§ TO BE DONE: Out of the lines below, please list those that hold the string "then".

··· RECORDS PROVIDED ···

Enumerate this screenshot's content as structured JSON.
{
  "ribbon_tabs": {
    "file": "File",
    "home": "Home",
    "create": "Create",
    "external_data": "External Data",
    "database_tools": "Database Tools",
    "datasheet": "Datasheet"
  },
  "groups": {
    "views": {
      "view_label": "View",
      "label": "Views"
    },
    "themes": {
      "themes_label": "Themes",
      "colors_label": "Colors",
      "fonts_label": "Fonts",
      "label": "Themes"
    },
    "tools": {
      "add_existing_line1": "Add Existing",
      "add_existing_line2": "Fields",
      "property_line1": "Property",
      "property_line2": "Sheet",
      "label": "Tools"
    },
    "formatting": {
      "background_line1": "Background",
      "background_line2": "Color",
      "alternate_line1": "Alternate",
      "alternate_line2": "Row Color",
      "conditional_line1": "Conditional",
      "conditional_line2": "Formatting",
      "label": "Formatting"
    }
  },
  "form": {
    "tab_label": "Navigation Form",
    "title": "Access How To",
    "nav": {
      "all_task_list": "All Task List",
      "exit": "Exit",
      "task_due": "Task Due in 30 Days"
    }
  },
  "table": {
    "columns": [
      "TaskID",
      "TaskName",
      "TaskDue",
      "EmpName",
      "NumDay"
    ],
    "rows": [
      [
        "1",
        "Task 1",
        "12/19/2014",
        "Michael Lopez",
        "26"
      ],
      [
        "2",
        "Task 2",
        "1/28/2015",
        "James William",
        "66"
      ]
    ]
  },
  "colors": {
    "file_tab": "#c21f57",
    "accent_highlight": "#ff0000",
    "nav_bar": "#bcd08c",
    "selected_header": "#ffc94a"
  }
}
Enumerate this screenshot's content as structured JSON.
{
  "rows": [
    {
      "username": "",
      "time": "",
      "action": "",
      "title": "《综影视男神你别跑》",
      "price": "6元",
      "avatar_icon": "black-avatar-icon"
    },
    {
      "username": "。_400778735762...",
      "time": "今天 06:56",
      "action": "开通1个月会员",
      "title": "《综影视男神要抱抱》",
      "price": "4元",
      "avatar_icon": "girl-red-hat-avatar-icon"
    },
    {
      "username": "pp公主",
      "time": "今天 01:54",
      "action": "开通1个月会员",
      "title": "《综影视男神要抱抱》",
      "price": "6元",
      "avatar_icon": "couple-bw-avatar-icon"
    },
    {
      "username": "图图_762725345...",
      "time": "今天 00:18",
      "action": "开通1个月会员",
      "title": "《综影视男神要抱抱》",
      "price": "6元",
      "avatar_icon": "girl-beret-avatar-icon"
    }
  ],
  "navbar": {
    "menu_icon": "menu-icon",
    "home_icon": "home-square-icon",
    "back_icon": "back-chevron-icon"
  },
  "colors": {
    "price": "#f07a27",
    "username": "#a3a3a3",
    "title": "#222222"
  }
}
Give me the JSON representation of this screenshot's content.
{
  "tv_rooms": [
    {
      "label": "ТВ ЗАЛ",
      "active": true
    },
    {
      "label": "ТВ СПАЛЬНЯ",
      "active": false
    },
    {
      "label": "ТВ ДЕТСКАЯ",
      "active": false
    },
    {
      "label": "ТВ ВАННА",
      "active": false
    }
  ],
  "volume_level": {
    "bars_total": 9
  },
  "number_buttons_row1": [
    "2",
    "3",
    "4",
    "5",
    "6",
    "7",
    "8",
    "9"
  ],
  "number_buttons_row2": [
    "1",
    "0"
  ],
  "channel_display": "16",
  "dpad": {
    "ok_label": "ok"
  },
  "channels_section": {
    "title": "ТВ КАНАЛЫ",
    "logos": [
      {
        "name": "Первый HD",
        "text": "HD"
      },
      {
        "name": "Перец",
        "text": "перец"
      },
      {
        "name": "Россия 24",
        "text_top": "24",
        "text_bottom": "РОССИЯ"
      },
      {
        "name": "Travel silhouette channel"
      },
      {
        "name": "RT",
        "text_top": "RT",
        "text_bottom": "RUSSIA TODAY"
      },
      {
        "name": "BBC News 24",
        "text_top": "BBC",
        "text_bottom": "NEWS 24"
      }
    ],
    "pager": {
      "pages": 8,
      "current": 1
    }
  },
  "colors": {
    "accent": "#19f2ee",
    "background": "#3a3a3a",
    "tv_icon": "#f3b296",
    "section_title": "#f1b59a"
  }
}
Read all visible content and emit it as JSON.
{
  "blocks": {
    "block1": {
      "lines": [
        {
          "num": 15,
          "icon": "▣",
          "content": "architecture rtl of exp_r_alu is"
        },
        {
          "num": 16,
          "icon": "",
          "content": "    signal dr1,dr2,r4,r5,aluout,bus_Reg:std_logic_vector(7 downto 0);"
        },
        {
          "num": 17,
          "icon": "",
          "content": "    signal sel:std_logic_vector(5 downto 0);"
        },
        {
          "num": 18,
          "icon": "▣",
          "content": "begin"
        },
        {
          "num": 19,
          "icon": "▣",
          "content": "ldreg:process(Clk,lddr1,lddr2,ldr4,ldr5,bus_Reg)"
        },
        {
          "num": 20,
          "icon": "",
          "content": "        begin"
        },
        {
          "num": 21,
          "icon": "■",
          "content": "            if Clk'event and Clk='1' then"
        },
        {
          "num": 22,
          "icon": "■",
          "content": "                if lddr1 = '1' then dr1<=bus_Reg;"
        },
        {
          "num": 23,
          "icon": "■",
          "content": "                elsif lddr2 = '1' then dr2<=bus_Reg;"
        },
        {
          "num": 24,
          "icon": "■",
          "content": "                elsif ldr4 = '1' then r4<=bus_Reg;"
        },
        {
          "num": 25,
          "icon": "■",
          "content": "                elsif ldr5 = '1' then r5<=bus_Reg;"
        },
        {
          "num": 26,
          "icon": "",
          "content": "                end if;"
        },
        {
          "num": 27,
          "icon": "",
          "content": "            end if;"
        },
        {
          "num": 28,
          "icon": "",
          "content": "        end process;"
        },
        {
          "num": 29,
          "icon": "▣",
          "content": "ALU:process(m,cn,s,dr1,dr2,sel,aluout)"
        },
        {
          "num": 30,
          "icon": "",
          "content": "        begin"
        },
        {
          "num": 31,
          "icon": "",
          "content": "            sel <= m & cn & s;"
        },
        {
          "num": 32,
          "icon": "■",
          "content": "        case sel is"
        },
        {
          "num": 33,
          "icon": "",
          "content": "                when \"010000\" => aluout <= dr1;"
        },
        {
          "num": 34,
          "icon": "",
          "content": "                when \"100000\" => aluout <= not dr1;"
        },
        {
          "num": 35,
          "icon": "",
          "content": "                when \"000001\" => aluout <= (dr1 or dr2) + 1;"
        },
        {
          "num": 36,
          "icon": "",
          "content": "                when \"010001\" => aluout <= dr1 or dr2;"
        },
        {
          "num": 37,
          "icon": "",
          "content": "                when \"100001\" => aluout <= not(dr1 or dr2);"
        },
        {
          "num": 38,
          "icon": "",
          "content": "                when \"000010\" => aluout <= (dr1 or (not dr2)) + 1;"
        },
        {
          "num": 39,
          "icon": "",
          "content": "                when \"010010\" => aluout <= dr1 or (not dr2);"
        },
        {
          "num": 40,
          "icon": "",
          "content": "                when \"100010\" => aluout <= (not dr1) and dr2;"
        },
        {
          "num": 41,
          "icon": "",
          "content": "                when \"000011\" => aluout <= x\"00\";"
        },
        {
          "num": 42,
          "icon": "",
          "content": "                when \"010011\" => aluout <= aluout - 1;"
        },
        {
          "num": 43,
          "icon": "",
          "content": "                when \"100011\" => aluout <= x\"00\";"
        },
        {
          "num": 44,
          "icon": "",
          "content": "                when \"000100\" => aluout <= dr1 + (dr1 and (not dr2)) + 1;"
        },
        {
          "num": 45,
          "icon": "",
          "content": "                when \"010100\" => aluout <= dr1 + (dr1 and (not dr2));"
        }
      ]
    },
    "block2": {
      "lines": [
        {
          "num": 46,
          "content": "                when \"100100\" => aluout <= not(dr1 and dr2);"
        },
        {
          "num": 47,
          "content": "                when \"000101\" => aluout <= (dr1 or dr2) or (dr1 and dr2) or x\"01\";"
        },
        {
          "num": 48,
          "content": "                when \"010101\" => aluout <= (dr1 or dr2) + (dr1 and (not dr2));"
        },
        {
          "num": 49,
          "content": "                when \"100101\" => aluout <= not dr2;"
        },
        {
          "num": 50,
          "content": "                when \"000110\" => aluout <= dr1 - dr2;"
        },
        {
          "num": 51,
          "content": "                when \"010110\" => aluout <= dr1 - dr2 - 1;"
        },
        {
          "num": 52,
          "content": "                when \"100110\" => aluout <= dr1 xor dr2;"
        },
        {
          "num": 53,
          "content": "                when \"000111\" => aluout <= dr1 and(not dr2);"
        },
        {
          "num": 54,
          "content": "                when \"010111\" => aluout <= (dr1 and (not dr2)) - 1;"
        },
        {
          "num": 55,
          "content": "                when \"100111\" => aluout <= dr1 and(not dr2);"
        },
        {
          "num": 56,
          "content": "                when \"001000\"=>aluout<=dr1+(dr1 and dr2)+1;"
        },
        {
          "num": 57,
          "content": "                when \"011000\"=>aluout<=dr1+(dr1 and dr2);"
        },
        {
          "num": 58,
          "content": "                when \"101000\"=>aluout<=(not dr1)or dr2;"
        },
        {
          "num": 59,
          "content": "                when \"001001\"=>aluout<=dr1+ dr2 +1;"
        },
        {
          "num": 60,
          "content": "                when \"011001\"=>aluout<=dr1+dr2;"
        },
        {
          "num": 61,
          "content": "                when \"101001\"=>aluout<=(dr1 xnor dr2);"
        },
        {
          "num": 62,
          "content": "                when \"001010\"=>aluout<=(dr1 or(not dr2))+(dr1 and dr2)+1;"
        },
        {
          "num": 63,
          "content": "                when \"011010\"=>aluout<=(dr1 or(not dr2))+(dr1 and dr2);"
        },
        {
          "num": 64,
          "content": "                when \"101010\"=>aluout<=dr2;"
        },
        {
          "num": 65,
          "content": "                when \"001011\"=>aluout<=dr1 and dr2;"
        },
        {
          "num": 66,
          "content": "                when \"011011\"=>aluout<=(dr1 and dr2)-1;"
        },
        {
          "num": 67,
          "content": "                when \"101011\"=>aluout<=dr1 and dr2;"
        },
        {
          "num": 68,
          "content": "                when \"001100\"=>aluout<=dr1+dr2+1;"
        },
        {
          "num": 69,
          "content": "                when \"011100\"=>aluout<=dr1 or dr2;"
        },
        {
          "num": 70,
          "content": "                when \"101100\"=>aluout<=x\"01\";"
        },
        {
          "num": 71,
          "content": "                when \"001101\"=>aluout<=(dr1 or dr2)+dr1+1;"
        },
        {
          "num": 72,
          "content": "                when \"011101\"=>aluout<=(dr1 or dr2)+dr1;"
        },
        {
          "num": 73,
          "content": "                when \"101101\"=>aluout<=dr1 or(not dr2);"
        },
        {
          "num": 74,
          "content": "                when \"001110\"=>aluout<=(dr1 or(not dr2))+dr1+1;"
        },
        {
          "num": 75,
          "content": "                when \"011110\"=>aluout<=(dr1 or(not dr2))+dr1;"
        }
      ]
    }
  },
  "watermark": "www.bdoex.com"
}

···

§ SOLUTION TO THIS PROBLEM:
          "content": "            if Clk'event and Clk='1' then"
          "content": "                if lddr1 = '1' then dr1<=bus_Reg;"
          "content": "                elsif lddr2 = '1' then dr2<=bus_Reg;"
          "content": "                elsif ldr4 = '1' then r4<=bus_Reg;"
          "content": "                elsif ldr5 = '1' then r5<=bus_Reg;"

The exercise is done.